Supplied material »
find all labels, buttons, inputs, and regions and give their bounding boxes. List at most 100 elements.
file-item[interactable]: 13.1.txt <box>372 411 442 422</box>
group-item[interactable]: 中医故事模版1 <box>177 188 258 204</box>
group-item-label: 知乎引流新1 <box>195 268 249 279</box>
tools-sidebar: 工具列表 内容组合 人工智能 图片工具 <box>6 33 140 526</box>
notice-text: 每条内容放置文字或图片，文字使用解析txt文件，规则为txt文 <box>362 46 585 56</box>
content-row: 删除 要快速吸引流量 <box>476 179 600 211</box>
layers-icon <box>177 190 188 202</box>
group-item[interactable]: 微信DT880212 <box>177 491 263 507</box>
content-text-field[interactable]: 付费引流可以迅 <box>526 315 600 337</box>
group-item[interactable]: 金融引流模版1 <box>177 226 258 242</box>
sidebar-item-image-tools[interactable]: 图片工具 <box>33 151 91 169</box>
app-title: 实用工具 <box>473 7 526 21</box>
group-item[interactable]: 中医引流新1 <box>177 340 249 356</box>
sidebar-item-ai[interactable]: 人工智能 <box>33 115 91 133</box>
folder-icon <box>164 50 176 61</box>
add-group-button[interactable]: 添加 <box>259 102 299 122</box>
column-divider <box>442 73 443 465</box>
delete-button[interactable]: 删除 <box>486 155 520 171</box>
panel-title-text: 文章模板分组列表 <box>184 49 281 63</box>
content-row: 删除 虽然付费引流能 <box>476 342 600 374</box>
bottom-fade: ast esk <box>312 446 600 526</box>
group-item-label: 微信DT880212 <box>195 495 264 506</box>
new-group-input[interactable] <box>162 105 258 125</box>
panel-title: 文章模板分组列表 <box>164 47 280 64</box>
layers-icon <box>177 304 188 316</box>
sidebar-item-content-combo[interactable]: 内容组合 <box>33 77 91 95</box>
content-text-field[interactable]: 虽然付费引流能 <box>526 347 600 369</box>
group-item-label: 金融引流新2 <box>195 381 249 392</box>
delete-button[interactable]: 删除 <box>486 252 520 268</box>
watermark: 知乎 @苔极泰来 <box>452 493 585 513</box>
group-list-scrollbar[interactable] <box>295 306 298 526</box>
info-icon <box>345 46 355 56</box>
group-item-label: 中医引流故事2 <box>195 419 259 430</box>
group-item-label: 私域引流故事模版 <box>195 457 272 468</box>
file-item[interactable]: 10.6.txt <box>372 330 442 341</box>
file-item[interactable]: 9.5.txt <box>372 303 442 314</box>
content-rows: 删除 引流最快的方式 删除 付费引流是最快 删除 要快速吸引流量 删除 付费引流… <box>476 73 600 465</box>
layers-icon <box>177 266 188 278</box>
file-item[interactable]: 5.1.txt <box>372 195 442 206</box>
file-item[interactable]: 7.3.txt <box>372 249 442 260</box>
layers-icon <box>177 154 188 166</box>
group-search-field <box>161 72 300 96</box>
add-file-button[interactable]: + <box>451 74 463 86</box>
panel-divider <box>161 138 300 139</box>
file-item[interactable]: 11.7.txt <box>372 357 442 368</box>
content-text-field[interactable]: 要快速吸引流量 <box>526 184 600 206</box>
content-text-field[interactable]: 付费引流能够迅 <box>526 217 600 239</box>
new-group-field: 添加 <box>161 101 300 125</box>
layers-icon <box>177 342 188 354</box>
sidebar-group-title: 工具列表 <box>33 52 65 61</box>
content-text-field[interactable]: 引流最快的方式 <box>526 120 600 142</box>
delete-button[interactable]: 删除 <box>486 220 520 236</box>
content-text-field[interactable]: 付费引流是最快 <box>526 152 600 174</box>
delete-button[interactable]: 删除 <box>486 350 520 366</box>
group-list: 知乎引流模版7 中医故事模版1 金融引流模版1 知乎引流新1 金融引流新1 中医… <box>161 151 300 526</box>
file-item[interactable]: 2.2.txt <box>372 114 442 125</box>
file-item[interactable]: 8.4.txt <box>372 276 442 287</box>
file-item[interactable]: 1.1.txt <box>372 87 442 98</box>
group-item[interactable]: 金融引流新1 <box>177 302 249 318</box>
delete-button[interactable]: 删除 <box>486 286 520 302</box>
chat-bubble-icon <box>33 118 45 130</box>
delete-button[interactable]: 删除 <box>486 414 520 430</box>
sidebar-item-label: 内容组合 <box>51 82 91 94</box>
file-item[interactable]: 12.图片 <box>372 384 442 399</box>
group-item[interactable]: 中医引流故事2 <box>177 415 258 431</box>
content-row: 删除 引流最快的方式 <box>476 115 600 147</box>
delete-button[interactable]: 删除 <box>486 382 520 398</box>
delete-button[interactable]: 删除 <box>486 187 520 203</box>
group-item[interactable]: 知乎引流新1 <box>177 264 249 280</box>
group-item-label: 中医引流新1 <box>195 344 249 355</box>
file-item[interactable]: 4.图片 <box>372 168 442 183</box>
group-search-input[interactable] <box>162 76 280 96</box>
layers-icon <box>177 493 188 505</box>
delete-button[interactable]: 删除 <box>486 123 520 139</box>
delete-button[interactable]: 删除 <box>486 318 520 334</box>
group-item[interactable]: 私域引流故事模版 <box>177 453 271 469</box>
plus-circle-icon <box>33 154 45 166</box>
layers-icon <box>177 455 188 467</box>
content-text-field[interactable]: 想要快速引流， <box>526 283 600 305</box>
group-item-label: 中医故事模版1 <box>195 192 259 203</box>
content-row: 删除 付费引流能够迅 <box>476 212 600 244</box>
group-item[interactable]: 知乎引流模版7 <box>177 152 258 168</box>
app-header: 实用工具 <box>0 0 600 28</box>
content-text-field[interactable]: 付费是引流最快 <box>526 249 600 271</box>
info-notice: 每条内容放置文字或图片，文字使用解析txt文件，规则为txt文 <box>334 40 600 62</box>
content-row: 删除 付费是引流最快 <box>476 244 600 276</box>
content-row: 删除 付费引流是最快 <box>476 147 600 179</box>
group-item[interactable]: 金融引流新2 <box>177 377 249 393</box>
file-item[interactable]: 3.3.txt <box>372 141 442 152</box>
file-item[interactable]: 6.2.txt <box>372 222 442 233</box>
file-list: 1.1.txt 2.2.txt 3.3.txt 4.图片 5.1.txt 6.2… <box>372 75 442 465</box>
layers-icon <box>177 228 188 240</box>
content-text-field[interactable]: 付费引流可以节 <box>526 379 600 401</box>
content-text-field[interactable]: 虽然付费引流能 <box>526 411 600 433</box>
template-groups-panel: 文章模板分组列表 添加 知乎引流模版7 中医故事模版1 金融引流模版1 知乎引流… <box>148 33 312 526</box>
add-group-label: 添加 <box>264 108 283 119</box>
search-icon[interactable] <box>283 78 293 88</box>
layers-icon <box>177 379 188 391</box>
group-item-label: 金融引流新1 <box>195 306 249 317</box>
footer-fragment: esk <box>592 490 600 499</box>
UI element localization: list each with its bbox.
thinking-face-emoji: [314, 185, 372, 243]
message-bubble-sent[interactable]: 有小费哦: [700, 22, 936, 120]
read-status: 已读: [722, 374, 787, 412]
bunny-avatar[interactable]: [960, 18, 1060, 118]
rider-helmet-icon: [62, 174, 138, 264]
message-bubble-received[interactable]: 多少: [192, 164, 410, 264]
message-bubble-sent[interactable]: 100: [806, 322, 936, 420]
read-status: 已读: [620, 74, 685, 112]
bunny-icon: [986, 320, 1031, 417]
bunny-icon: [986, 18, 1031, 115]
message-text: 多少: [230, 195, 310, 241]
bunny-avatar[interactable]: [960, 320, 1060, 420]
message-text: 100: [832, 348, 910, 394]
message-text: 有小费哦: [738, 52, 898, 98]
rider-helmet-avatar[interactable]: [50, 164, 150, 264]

Prompt »
Copy all of the records above word for word, keeping every line unchanged and in its original order.

Finished task »
find all labels, buttons, inputs, and regions and give their bounding boxes. List at most 100 elements.
file-item[interactable]: 13.1.txt <box>372 411 442 422</box>
group-item[interactable]: 中医故事模版1 <box>177 188 258 204</box>
group-item-label: 知乎引流新1 <box>195 268 249 279</box>
tools-sidebar: 工具列表 内容组合 人工智能 图片工具 <box>6 33 140 526</box>
notice-text: 每条内容放置文字或图片，文字使用解析txt文件，规则为txt文 <box>362 46 585 56</box>
content-row: 删除 要快速吸引流量 <box>476 179 600 211</box>
layers-icon <box>177 190 188 202</box>
group-item[interactable]: 微信DT880212 <box>177 491 263 507</box>
content-text-field[interactable]: 付费引流可以迅 <box>526 315 600 337</box>
group-item[interactable]: 金融引流模版1 <box>177 226 258 242</box>
sidebar-item-image-tools[interactable]: 图片工具 <box>33 151 91 169</box>
app-title: 实用工具 <box>473 7 526 21</box>
group-item[interactable]: 中医引流新1 <box>177 340 249 356</box>
sidebar-item-ai[interactable]: 人工智能 <box>33 115 91 133</box>
folder-icon <box>164 50 176 61</box>
add-group-button[interactable]: 添加 <box>259 102 299 122</box>
column-divider <box>442 73 443 465</box>
delete-button[interactable]: 删除 <box>486 155 520 171</box>
panel-title-text: 文章模板分组列表 <box>184 49 281 63</box>
content-row: 删除 虽然付费引流能 <box>476 342 600 374</box>
bottom-fade: ast esk <box>312 446 600 526</box>
group-item-label: 微信DT880212 <box>195 495 264 506</box>
new-group-input[interactable] <box>162 105 258 125</box>
panel-title: 文章模板分组列表 <box>164 47 280 64</box>
layers-icon <box>177 304 188 316</box>
sidebar-item-content-combo[interactable]: 内容组合 <box>33 77 91 95</box>
content-text-field[interactable]: 虽然付费引流能 <box>526 347 600 369</box>
group-item-label: 金融引流新2 <box>195 381 249 392</box>
delete-button[interactable]: 删除 <box>486 252 520 268</box>
watermark: 知乎 @苔极泰来 <box>452 493 585 513</box>
group-list-scrollbar[interactable] <box>295 306 298 526</box>
info-icon <box>345 46 355 56</box>
group-item-label: 中医引流故事2 <box>195 419 259 430</box>
group-item-label: 私域引流故事模版 <box>195 457 272 468</box>
file-item[interactable]: 10.6.txt <box>372 330 442 341</box>
file-item[interactable]: 9.5.txt <box>372 303 442 314</box>
content-rows: 删除 引流最快的方式 删除 付费引流是最快 删除 要快速吸引流量 删除 付费引流… <box>476 73 600 465</box>
layers-icon <box>177 266 188 278</box>
file-item[interactable]: 5.1.txt <box>372 195 442 206</box>
file-item[interactable]: 7.3.txt <box>372 249 442 260</box>
layers-icon <box>177 154 188 166</box>
group-search-field <box>161 72 300 96</box>
add-file-button[interactable]: + <box>451 74 463 86</box>
panel-divider <box>161 138 300 139</box>
file-item[interactable]: 11.7.txt <box>372 357 442 368</box>
content-text-field[interactable]: 要快速吸引流量 <box>526 184 600 206</box>
content-text-field[interactable]: 付费引流能够迅 <box>526 217 600 239</box>
new-group-field: 添加 <box>161 101 300 125</box>
layers-icon <box>177 342 188 354</box>
sidebar-group-title: 工具列表 <box>33 52 65 61</box>
content-text-field[interactable]: 引流最快的方式 <box>526 120 600 142</box>
delete-button[interactable]: 删除 <box>486 220 520 236</box>
content-text-field[interactable]: 付费引流是最快 <box>526 152 600 174</box>
delete-button[interactable]: 删除 <box>486 350 520 366</box>
group-list: 知乎引流模版7 中医故事模版1 金融引流模版1 知乎引流新1 金融引流新1 中医… <box>161 151 300 526</box>
file-item[interactable]: 2.2.txt <box>372 114 442 125</box>
file-item[interactable]: 8.4.txt <box>372 276 442 287</box>
file-item[interactable]: 1.1.txt <box>372 87 442 98</box>
group-item[interactable]: 金融引流新1 <box>177 302 249 318</box>
delete-button[interactable]: 删除 <box>486 286 520 302</box>
chat-bubble-icon <box>33 118 45 130</box>
delete-button[interactable]: 删除 <box>486 414 520 430</box>
sidebar-item-label: 内容组合 <box>51 82 91 94</box>
file-item[interactable]: 12.图片 <box>372 384 442 399</box>
group-item[interactable]: 中医引流故事2 <box>177 415 258 431</box>
content-row: 删除 引流最快的方式 <box>476 115 600 147</box>
delete-button[interactable]: 删除 <box>486 382 520 398</box>
delete-button[interactable]: 删除 <box>486 187 520 203</box>
group-item[interactable]: 知乎引流新1 <box>177 264 249 280</box>
group-item-label: 中医引流新1 <box>195 344 249 355</box>
file-item[interactable]: 4.图片 <box>372 168 442 183</box>
group-search-input[interactable] <box>162 76 280 96</box>
layers-icon <box>177 493 188 505</box>
delete-button[interactable]: 删除 <box>486 123 520 139</box>
delete-button[interactable]: 删除 <box>486 318 520 334</box>
group-item[interactable]: 私域引流故事模版 <box>177 453 271 469</box>
plus-circle-icon <box>33 154 45 166</box>
layers-icon <box>177 455 188 467</box>
content-text-field[interactable]: 想要快速引流， <box>526 283 600 305</box>
group-item-label: 中医故事模版1 <box>195 192 259 203</box>
content-row: 删除 付费引流能够迅 <box>476 212 600 244</box>
group-item[interactable]: 知乎引流模版7 <box>177 152 258 168</box>
app-header: 实用工具 <box>0 0 600 28</box>
content-text-field[interactable]: 付费是引流最快 <box>526 249 600 271</box>
info-notice: 每条内容放置文字或图片，文字使用解析txt文件，规则为txt文 <box>334 40 600 62</box>
content-row: 删除 付费是引流最快 <box>476 244 600 276</box>
content-row: 删除 付费引流是最快 <box>476 147 600 179</box>
group-item[interactable]: 金融引流新2 <box>177 377 249 393</box>
file-item[interactable]: 3.3.txt <box>372 141 442 152</box>
file-item[interactable]: 6.2.txt <box>372 222 442 233</box>
file-list: 1.1.txt 2.2.txt 3.3.txt 4.图片 5.1.txt 6.2… <box>372 75 442 465</box>
layers-icon <box>177 228 188 240</box>
content-text-field[interactable]: 付费引流可以节 <box>526 379 600 401</box>
content-text-field[interactable]: 虽然付费引流能 <box>526 411 600 433</box>
template-groups-panel: 文章模板分组列表 添加 知乎引流模版7 中医故事模版1 金融引流模版1 知乎引流… <box>148 33 312 526</box>
add-group-label: 添加 <box>264 108 283 119</box>
search-icon[interactable] <box>283 78 293 88</box>
layers-icon <box>177 379 188 391</box>
group-item-label: 金融引流新1 <box>195 306 249 317</box>
footer-fragment: esk <box>592 490 600 499</box>
UI element localization: list each with its bbox.
thinking-face-emoji: [314, 185, 372, 243]
message-bubble-sent[interactable]: 有小费哦: [700, 22, 936, 120]
read-status: 已读: [722, 374, 787, 412]
bunny-avatar[interactable]: [960, 18, 1060, 118]
rider-helmet-icon: [62, 174, 138, 264]
message-bubble-received[interactable]: 多少: [192, 164, 410, 264]
message-bubble-sent[interactable]: 100: [806, 322, 936, 420]
read-status: 已读: [620, 74, 685, 112]
bunny-icon: [986, 320, 1031, 417]
bunny-icon: [986, 18, 1031, 115]
message-text: 多少: [230, 195, 310, 241]
bunny-avatar[interactable]: [960, 320, 1060, 420]
message-text: 100: [832, 348, 910, 394]
message-text: 有小费哦: [738, 52, 898, 98]
rider-helmet-avatar[interactable]: [50, 164, 150, 264]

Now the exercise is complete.